In the records below, copy out the lines verbatim, starting at the line with "circle-blue-point (1004, 272, 1015, 283)" and continuing up to and including the line with "diamond-green-point (1093, 144, 1103, 154)".

• [AVAILABLE RECORDS]:
****************
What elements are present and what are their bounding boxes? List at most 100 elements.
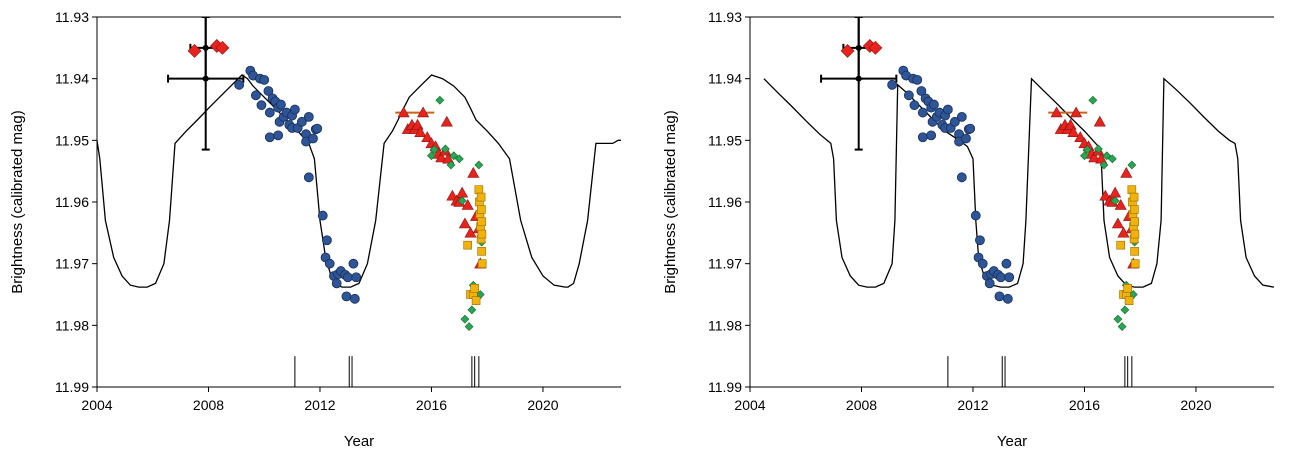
circle-blue-point (1004, 272, 1015, 283)
circle-blue-point (917, 132, 928, 143)
diamond-red-point (215, 40, 230, 55)
square-orange-point (477, 229, 487, 239)
diamond-green-point (1110, 196, 1120, 206)
triangle-red-point (456, 186, 469, 198)
circle-blue-point (970, 210, 981, 221)
square-orange-point (1130, 247, 1139, 256)
diamond-green-point (454, 154, 464, 164)
circle-blue-point (341, 291, 352, 302)
x-tick-label: 2016 (416, 397, 447, 413)
circle-blue-point (977, 258, 988, 269)
x-tick-label: 2004 (734, 397, 765, 413)
diamond-green-point (474, 160, 484, 170)
square-orange-point (1130, 205, 1139, 214)
x-tick-label: 2008 (846, 397, 877, 413)
diamond-green-point (464, 322, 474, 331)
plot-area (97, 17, 621, 387)
diamond-green-point (1082, 145, 1092, 155)
diamond-green-point (1080, 151, 1089, 161)
circle-blue-point (312, 123, 323, 134)
y-tick-label: 11.98 (55, 317, 89, 333)
triangle-red-point (414, 126, 427, 138)
square-orange-point (470, 284, 479, 293)
triangle-red-point (435, 151, 448, 163)
circle-blue-point (917, 107, 928, 118)
circle-blue-point (256, 100, 267, 111)
y-tick-label: 11.98 (708, 317, 742, 333)
triangle-red-point (1088, 151, 1101, 163)
circle-blue-point (1001, 258, 1012, 269)
circle-blue-point (956, 172, 967, 183)
diamond-green-point (1113, 314, 1123, 324)
square-orange-point (477, 247, 486, 256)
diamond-green-point (1107, 154, 1117, 164)
triangle-red-point (1067, 126, 1080, 138)
circle-blue-point (273, 130, 284, 141)
circle-blue-point (264, 107, 275, 118)
square-orange-point (1130, 259, 1140, 268)
square-orange-point (477, 205, 486, 214)
y-tick-label: 11.96 (55, 194, 89, 210)
circle-blue-point (348, 258, 359, 269)
triangle-red-point (1070, 106, 1083, 118)
circle-blue-point (965, 123, 976, 134)
diamond-red-point (187, 43, 202, 58)
circle-blue-point (331, 278, 342, 289)
diamond-green-point (427, 151, 436, 161)
diamond-green-point (1093, 144, 1103, 154)
square-orange-point (471, 296, 481, 305)
circle-blue-point (942, 104, 953, 115)
square-orange-point (1129, 192, 1139, 202)
square-orange-point (1130, 217, 1139, 227)
x-tick-label: 2012 (957, 397, 988, 413)
triangle-red-point (397, 106, 410, 118)
circle-blue-point (289, 104, 300, 115)
triangle-red-point (1050, 106, 1063, 118)
y-tick-label: 11.94 (708, 71, 742, 87)
circle-blue-point (342, 272, 353, 283)
diamond-green-point (1117, 322, 1127, 331)
model-curve (97, 74, 621, 288)
circle-blue-point (324, 258, 335, 269)
circle-blue-point (961, 133, 971, 144)
chart-left: 11.93 11.94 11.95 11.96 11.97 11.98 11.99 2004 2… (9, 9, 621, 450)
circle-blue-point (949, 116, 960, 127)
circle-blue-point (259, 75, 270, 85)
triangle-red-point (1093, 115, 1106, 127)
diamond-green-point (467, 305, 477, 315)
triangle-red-point (1074, 131, 1087, 142)
y-tick-label: 11.97 (708, 256, 742, 272)
y-tick-label: 11.93 (55, 9, 89, 25)
x-tick-label: 2020 (1180, 397, 1211, 413)
triangle-red-point (458, 217, 471, 229)
circle-blue-point (349, 293, 360, 304)
circle-blue-point (903, 90, 914, 101)
diamond-green-point (440, 144, 450, 154)
circle-blue-point (234, 79, 245, 90)
square-orange-point (1124, 296, 1134, 305)
y-tick-label: 11.99 (708, 379, 742, 395)
triangle-red-point (440, 115, 453, 127)
chart-right: 11.93 11.94 11.95 11.96 11.97 11.98 11.99 2004 2… (662, 9, 1274, 450)
circle-blue-point (929, 99, 939, 110)
triangle-red-point (464, 226, 477, 238)
error-bar-center (855, 75, 862, 82)
diamond-green-point (1088, 95, 1098, 105)
diamond-green-point (1102, 151, 1112, 161)
x-axis-title: Year (344, 433, 374, 450)
circle-blue-point (909, 100, 920, 111)
circle-blue-point (887, 79, 898, 90)
circle-blue-point (912, 75, 923, 85)
x-tick-label: 2012 (304, 397, 335, 413)
plot-area (763, 17, 1274, 387)
x-tick-label: 2008 (193, 397, 224, 413)
circle-blue-point (916, 86, 927, 96)
diamond-green-point (457, 196, 467, 206)
y-tick-label: 11.99 (55, 379, 89, 395)
circle-blue-point (994, 291, 1005, 302)
circle-blue-point (995, 272, 1006, 283)
triangle-red-point (1117, 226, 1130, 238)
diamond-green-point (1127, 160, 1137, 170)
triangle-red-point (467, 166, 480, 178)
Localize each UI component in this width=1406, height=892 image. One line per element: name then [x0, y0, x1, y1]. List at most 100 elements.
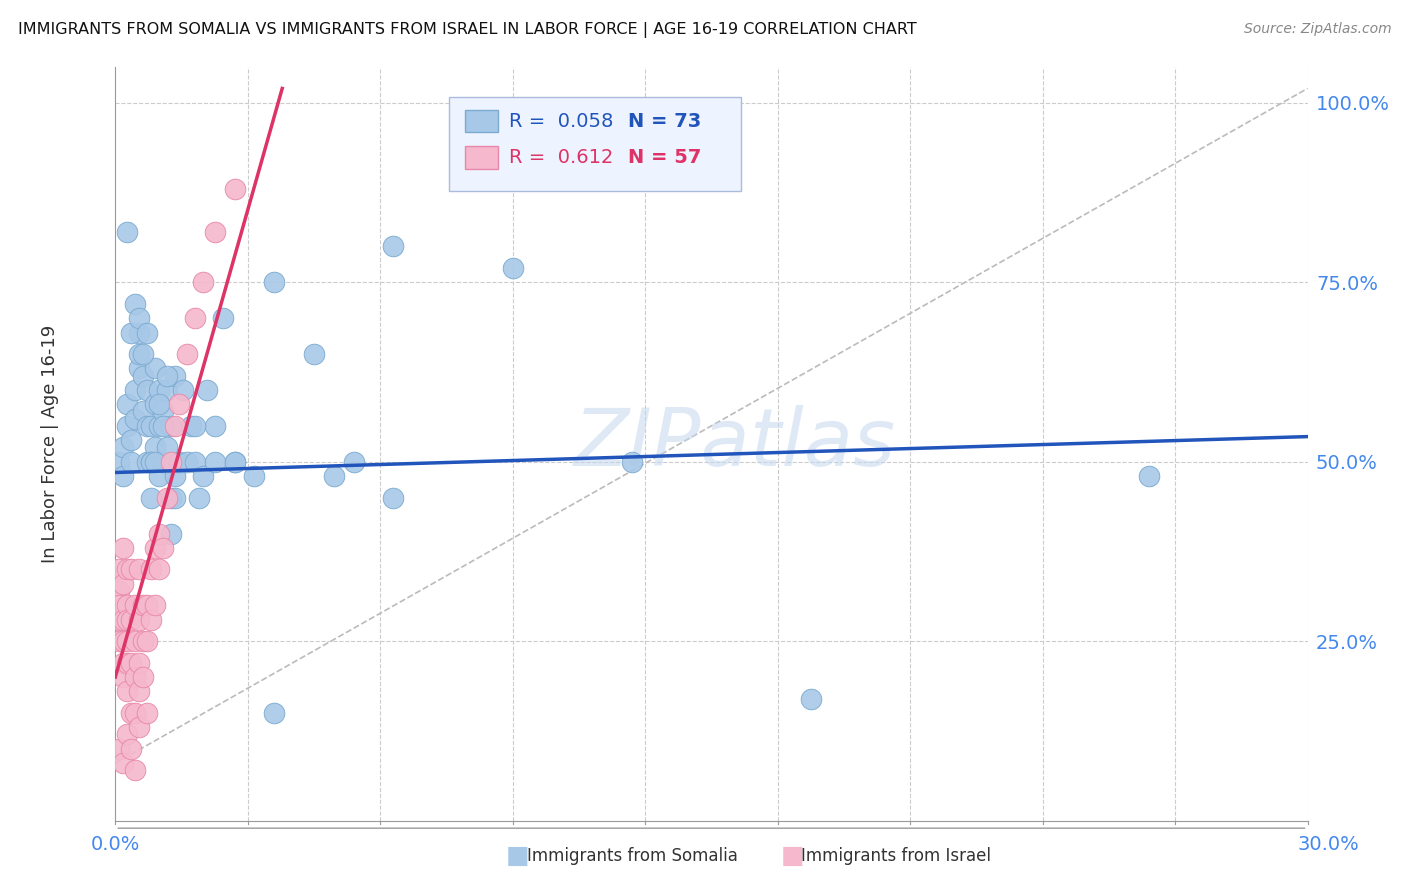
****************
• [RESPONSE TO THE TASK]:
circle-blue-point (1004, 272, 1015, 283)
circle-blue-point (917, 132, 928, 143)
diamond-red-point (215, 40, 230, 55)
square-orange-point (477, 229, 487, 239)
diamond-green-point (1110, 196, 1120, 206)
triangle-red-point (456, 186, 469, 198)
circle-blue-point (970, 210, 981, 221)
square-orange-point (1130, 247, 1139, 256)
diamond-green-point (454, 154, 464, 164)
circle-blue-point (341, 291, 352, 302)
x-tick-label: 2016 (416, 397, 447, 413)
circle-blue-point (977, 258, 988, 269)
x-tick-label: 2004 (734, 397, 765, 413)
diamond-green-point (474, 160, 484, 170)
square-orange-point (1130, 205, 1139, 214)
x-tick-label: 2008 (846, 397, 877, 413)
diamond-green-point (464, 322, 474, 331)
plot-area (97, 17, 621, 387)
diamond-green-point (1082, 145, 1092, 155)
diamond-green-point (1080, 151, 1089, 161)
circle-blue-point (312, 123, 323, 134)
y-tick-label: 11.98 (55, 317, 89, 333)
triangle-red-point (414, 126, 427, 138)
square-orange-point (470, 284, 479, 293)
triangle-red-point (435, 151, 448, 163)
circle-blue-point (917, 107, 928, 118)
circle-blue-point (256, 100, 267, 111)
y-tick-label: 11.98 (708, 317, 742, 333)
triangle-red-point (1088, 151, 1101, 163)
circle-blue-point (1001, 258, 1012, 269)
circle-blue-point (956, 172, 967, 183)
diamond-green-point (1113, 314, 1123, 324)
square-orange-point (477, 247, 486, 256)
diamond-green-point (1107, 154, 1117, 164)
triangle-red-point (1067, 126, 1080, 138)
circle-blue-point (273, 130, 284, 141)
circle-blue-point (264, 107, 275, 118)
square-orange-point (1130, 259, 1140, 268)
square-orange-point (477, 205, 486, 214)
y-tick-label: 11.96 (55, 194, 89, 210)
circle-blue-point (348, 258, 359, 269)
triangle-red-point (1070, 106, 1083, 118)
circle-blue-point (965, 123, 976, 134)
diamond-red-point (187, 43, 202, 58)
circle-blue-point (331, 278, 342, 289)
diamond-green-point (427, 151, 436, 161)
diamond-green-point (1093, 144, 1103, 154)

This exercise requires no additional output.